GOAL: Every line of the material is to be repeated exactly as it stands.

EXTRACTED MATERIAL:
/---

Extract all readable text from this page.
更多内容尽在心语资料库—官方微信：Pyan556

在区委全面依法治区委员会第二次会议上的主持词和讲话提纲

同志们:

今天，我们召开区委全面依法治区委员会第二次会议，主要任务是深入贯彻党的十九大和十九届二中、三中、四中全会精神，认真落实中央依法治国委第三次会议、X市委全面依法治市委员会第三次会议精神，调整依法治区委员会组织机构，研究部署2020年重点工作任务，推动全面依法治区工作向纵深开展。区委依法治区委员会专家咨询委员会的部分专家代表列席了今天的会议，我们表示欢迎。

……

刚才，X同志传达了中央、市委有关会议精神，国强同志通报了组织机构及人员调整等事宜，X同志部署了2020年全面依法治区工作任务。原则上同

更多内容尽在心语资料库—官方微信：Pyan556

\---

FULL SOLUTION:
Extract all readable text from this page.
更多内容尽在心语资料库—官方微信：Pyan556

在区委全面依法治区委员会第二次会议上的主持词和讲话提纲

同志们:

今天，我们召开区委全面依法治区委员会第二次会议，主要任务是深入贯彻党的十九大和十九届二中、三中、四中全会精神，认真落实中央依法治国委第三次会议、X市委全面依法治市委员会第三次会议精神，调整依法治区委员会组织机构，研究部署2020年重点工作任务，推动全面依法治区工作向纵深开展。区委依法治区委员会专家咨询委员会的部分专家代表列席了今天的会议，我们表示欢迎。

……

刚才，X同志传达了中央、市委有关会议精神，国强同志通报了组织机构及人员调整等事宜，X同志部署了2020年全面依法治区工作任务。原则上同

更多内容尽在心语资料库—官方微信：Pyan556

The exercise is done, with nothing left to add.